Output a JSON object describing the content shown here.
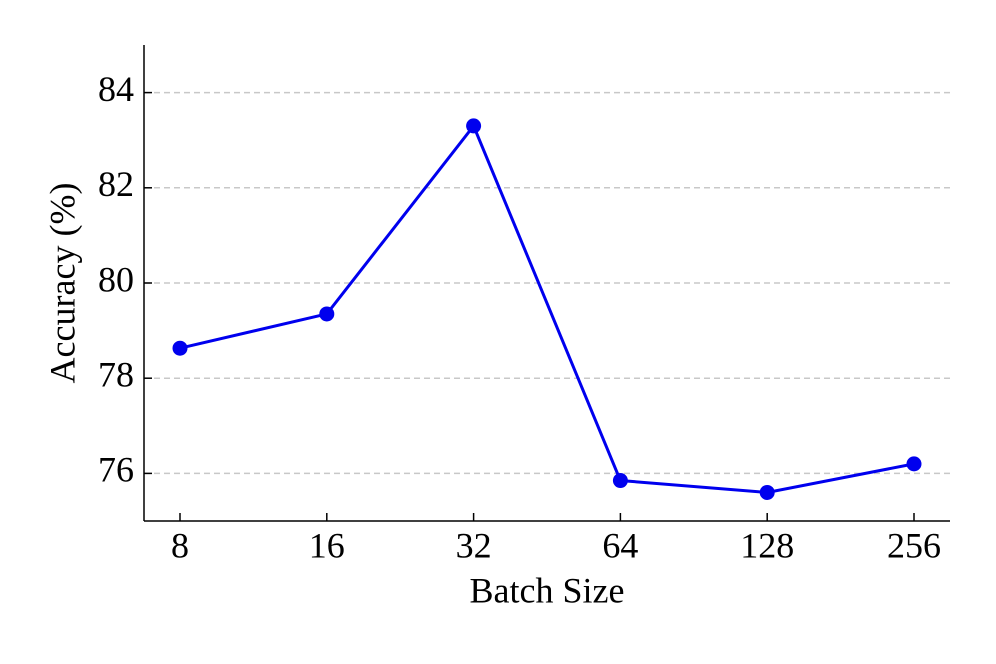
{
  "chart_data": {
    "type": "line",
    "x_label": "Batch Size",
    "y_label": "Accuracy (%)",
    "categories": [
      "8",
      "16",
      "32",
      "64",
      "128",
      "256"
    ],
    "series": [
      {
        "name": "Accuracy",
        "color": "#0000ee",
        "values": [
          78.63,
          79.35,
          83.3,
          75.85,
          75.6,
          76.2
        ]
      }
    ],
    "ylim": [
      75,
      85
    ],
    "yticks": [
      76,
      78,
      80,
      82,
      84
    ],
    "grid": true
  }
}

● ● ● ●

TASK DETAILS:
Copy all the lines of data exactly as they appear, dropping any images.

TASK RESPONSE:
Output a JSON object describing the content shown here.
{
  "chart_data": {
    "type": "line",
    "x_label": "Batch Size",
    "y_label": "Accuracy (%)",
    "categories": [
      "8",
      "16",
      "32",
      "64",
      "128",
      "256"
    ],
    "series": [
      {
        "name": "Accuracy",
        "color": "#0000ee",
        "values": [
          78.63,
          79.35,
          83.3,
          75.85,
          75.6,
          76.2
        ]
      }
    ],
    "ylim": [
      75,
      85
    ],
    "yticks": [
      76,
      78,
      80,
      82,
      84
    ],
    "grid": true
  }
}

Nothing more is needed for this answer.